Supplied data —
++++++++++

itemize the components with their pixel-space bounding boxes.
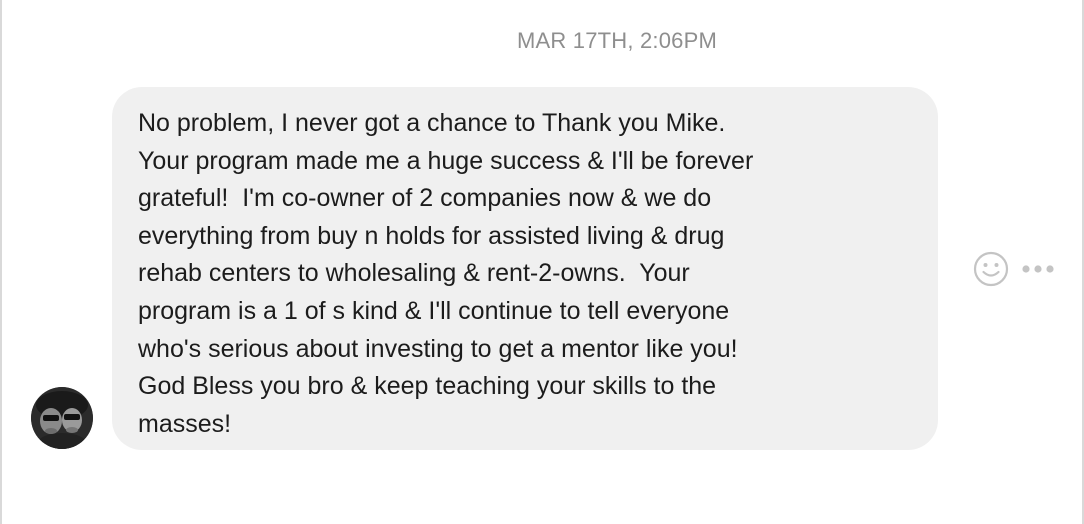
message-text: No problem, I never got a chance to Than…	[138, 109, 754, 438]
more-options-button[interactable]	[1020, 263, 1056, 275]
message-bubble[interactable]: No problem, I never got a chance to Than…	[112, 87, 938, 450]
smiley-face-icon	[973, 251, 1009, 287]
conversation-panel: MAR 17TH, 2:06PM No problem, I never got…	[0, 0, 1084, 524]
react-button[interactable]	[972, 250, 1010, 288]
message-timestamp: MAR 17TH, 2:06PM	[516, 28, 718, 53]
sender-avatar[interactable]	[31, 387, 93, 449]
more-horizontal-icon	[1022, 265, 1054, 273]
avatar-photo-icon	[31, 387, 93, 449]
message-actions	[972, 250, 1056, 288]
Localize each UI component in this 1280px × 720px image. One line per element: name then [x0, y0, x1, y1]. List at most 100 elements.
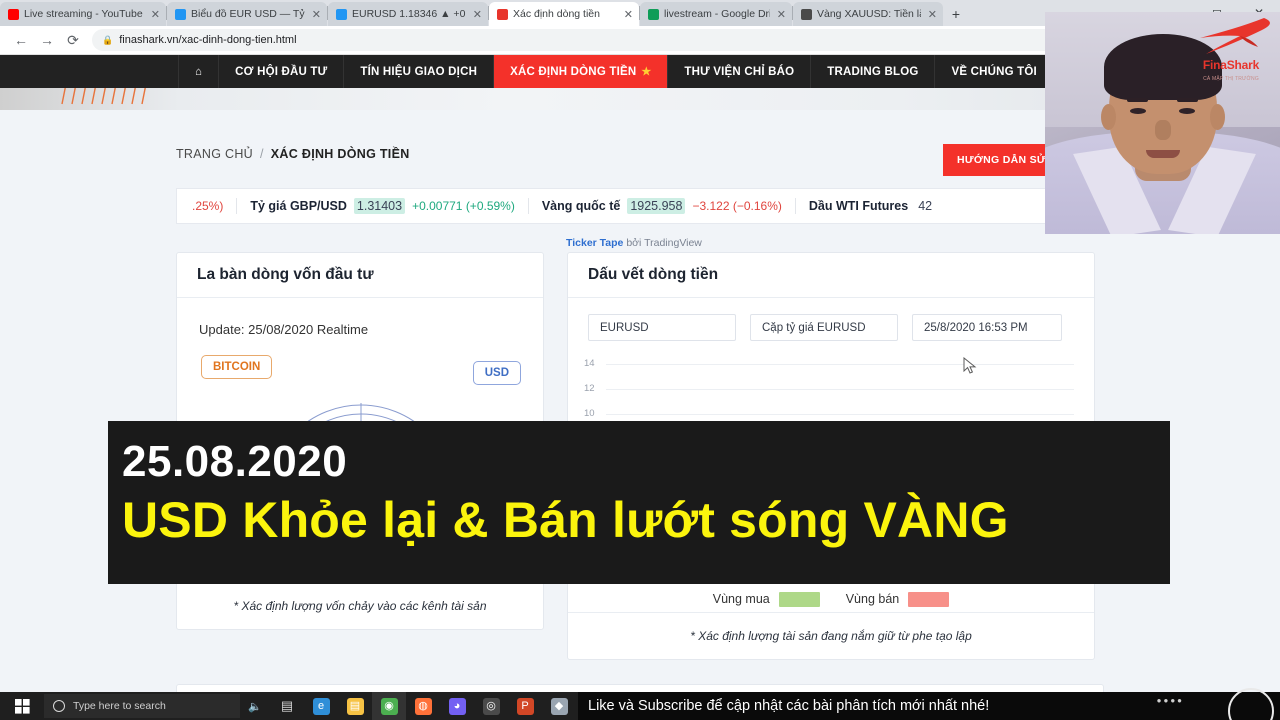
taskbar-apps: e ▤ ◉ ◍ ◕ ◎ P ◆: [304, 692, 576, 720]
browser-tab[interactable]: Biểu đồ EUR USD — Tỷ giá Euro ✕: [167, 2, 327, 26]
webcam-ear-left: [1100, 104, 1116, 130]
youtube-icon: [8, 8, 19, 20]
ticker-symbol: Tỷ giá GBP/USD: [250, 199, 347, 213]
breadcrumb-home[interactable]: TRANG CHỦ: [176, 147, 253, 161]
browser-tab-title: Biểu đồ EUR USD — Tỷ giá Euro: [191, 7, 305, 20]
browser-tab[interactable]: Xác định dòng tiền ✕: [489, 2, 639, 26]
photoshop-icon: ◆: [550, 697, 568, 715]
webcam-brow-right: [1176, 98, 1198, 102]
new-tab-button[interactable]: +: [943, 2, 969, 26]
ticker-change: .25%): [192, 199, 224, 213]
taskbar-app-obs[interactable]: ◎: [474, 692, 508, 720]
overlay-date: 25.08.2020: [122, 437, 348, 486]
capital-compass-update: Update: 25/08/2020 Realtime: [199, 322, 369, 337]
tab-close-button[interactable]: ✕: [926, 8, 937, 21]
nav-item-label: CƠ HỘI ĐẦU TƯ: [235, 65, 328, 78]
nav-item-co-hoi-dau-tu[interactable]: CƠ HỘI ĐẦU TƯ: [219, 55, 345, 88]
tab-close-button[interactable]: ✕: [149, 8, 160, 21]
finashark-wordmark: FinaShark: [1202, 58, 1260, 72]
shark-icon: [1200, 18, 1270, 54]
gridline-14: [606, 364, 1074, 365]
nav-item-xac-dinh-dong-tien[interactable]: XÁC ĐỊNH DÒNG TIỀN ★: [494, 55, 669, 88]
nav-item-thu-vien-chi-bao[interactable]: THƯ VIỆN CHỈ BÁO: [668, 55, 812, 88]
browser-tab[interactable]: livestream - Google Drive ✕: [640, 2, 792, 26]
legend-buy-swatch: [778, 591, 820, 607]
browser-tab[interactable]: EURUSD 1.18346 ▲ +0.4% Vô đị ✕: [328, 2, 488, 26]
finashark-logo: FinaShark CÁ MẬP THỊ TRƯỜNG: [1184, 16, 1278, 82]
taskbar-app-photoshop[interactable]: ◆: [542, 692, 576, 720]
screen: Live streaming - YouTube Studio✕Biểu đồ …: [0, 0, 1280, 720]
ticker-item[interactable]: .25%): [179, 199, 236, 213]
timestamp-field[interactable]: 25/8/2020 16:53 PM: [912, 314, 1062, 341]
ticker-item[interactable]: Vàng quốc tế 1925.958 −3.122 (−0.16%): [527, 198, 795, 214]
youtube-progress-circle: [1228, 688, 1274, 720]
nav-item-label: VỀ CHÚNG TÔI: [951, 65, 1037, 78]
task-view-icon[interactable]: ▤: [270, 698, 304, 714]
tab-close-button[interactable]: ✕: [775, 8, 786, 21]
home-icon: ⌂: [195, 65, 203, 78]
mouse-pointer: [963, 357, 977, 374]
ticker-item[interactable]: Tỷ giá GBP/USD 1.31403 +0.00771 (+0.59%): [236, 198, 527, 214]
taskbar-app-firefox[interactable]: ◍: [406, 692, 440, 720]
browser-tab[interactable]: Vàng XAUUSD: Tiền lặng lẽ rút kh ✕: [793, 2, 943, 26]
tab-close-button[interactable]: ✕: [622, 8, 633, 21]
chart-icon: [801, 8, 812, 20]
chrome-icon: ◉: [380, 697, 398, 715]
file-explorer-icon: ▤: [346, 697, 364, 715]
video-title-overlay: 25.08.2020 USD Khỏe lại & Bán lướt sóng …: [108, 421, 1170, 584]
gridline-12: [606, 389, 1074, 390]
webcam-mouth: [1145, 150, 1180, 158]
taskbar-app-powerpoint[interactable]: P: [508, 692, 542, 720]
microphone-icon[interactable]: 🔈: [240, 700, 270, 713]
forward-button[interactable]: →: [34, 27, 60, 53]
capital-compass-title: La bàn dòng vốn đầu tư: [177, 253, 543, 298]
browser-tab[interactable]: Live streaming - YouTube Studio ✕: [0, 2, 166, 26]
finashark-icon: [497, 8, 508, 20]
ticker-change: −3.122 (−0.16%): [692, 199, 782, 213]
y-tick-12: 12: [584, 383, 595, 394]
browser-tab-title: EURUSD 1.18346 ▲ +0.4% Vô đị: [352, 7, 466, 20]
tab-close-button[interactable]: ✕: [471, 8, 482, 21]
money-trail-title: Dấu vết dòng tiền: [568, 253, 1094, 298]
nav-item-tin-hieu-giao-dich[interactable]: TÍN HIỆU GIAO DỊCH: [344, 55, 495, 88]
y-tick-14: 14: [584, 358, 595, 369]
lock-icon: 🔒: [102, 34, 114, 45]
browser-tab-title: Vàng XAUUSD: Tiền lặng lẽ rút kh: [817, 7, 921, 20]
webcam-eye-left: [1129, 108, 1146, 114]
nav-item-label: TRADING BLOG: [827, 65, 919, 78]
back-button[interactable]: ←: [8, 27, 34, 53]
webcam-nose: [1154, 120, 1171, 140]
capital-compass-footnote: * Xác định lượng vốn chảy vào các kênh t…: [177, 582, 543, 629]
browser-tab-title: livestream - Google Drive: [664, 7, 770, 20]
taskbar-app-chrome[interactable]: ◉: [372, 692, 406, 720]
ticker-price: 1925.958: [627, 198, 686, 214]
ticker-tape[interactable]: .25%) Tỷ giá GBP/USD 1.31403 +0.00771 (+0.5…: [176, 188, 1104, 224]
taskbar-app-viber[interactable]: ◕: [440, 692, 474, 720]
nav-item-home[interactable]: ⌂: [178, 55, 220, 88]
ticker-item[interactable]: Dầu WTI Futures 42: [794, 198, 948, 214]
taskbar-app-edge[interactable]: e: [304, 692, 338, 720]
nav-item-trading-blog[interactable]: TRADING BLOG: [811, 55, 936, 88]
viber-icon: ◕: [448, 697, 466, 715]
taskbar-search-input[interactable]: Type here to search: [44, 694, 240, 718]
nav-item-label: TÍN HIỆU GIAO DỊCH: [360, 65, 478, 78]
ticker-credit-brand[interactable]: Ticker Tape: [566, 237, 623, 249]
taskbar-app-file-explorer[interactable]: ▤: [338, 692, 372, 720]
edge-icon: e: [312, 697, 330, 715]
address-bar[interactable]: 🔒 finashark.vn/xac-dinh-dong-tien.html: [92, 29, 1186, 51]
start-button[interactable]: [0, 698, 44, 714]
legend-sell-label: Vùng bán: [845, 592, 900, 606]
reload-button[interactable]: ⟳: [60, 27, 86, 53]
tab-close-button[interactable]: ✕: [310, 8, 321, 21]
star-icon: ★: [641, 66, 652, 78]
address-bar-url: finashark.vn/xac-dinh-dong-tien.html: [119, 34, 297, 46]
taskbar-search-placeholder: Type here to search: [73, 700, 166, 712]
symbol-field[interactable]: EURUSD: [588, 314, 736, 341]
ticker-credit: Ticker Tape bởi TradingView: [566, 237, 702, 249]
overlay-headline: USD Khỏe lại & Bán lướt sóng VÀNG: [122, 492, 1009, 549]
subscribe-banner: Like và Subscribe để cập nhật các bài ph…: [578, 688, 1280, 720]
y-tick-10: 10: [584, 408, 595, 419]
pair-description-field[interactable]: Cặp tỷ giá EURUSD: [750, 314, 898, 341]
webcam-ear-right: [1209, 104, 1225, 130]
nav-item-ve-chung-toi[interactable]: VỀ CHÚNG TÔI: [935, 55, 1054, 88]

++++++++++

Stated goal —
Rename "smiley-face-icon" to "emoji-icon" in the lines between the one holding "message-text: No problem, I" and the one holding "251, 1009, 287]", inclusive. Give back only those lines, with nothing else changed.

Solution to this problem —
message-text: No problem, I never got a chance to Than…	[138, 109, 754, 438]
more-options-button[interactable]	[1020, 263, 1056, 275]
message-bubble[interactable]: No problem, I never got a chance to Than…	[112, 87, 938, 450]
emoji-icon	[973, 251, 1009, 287]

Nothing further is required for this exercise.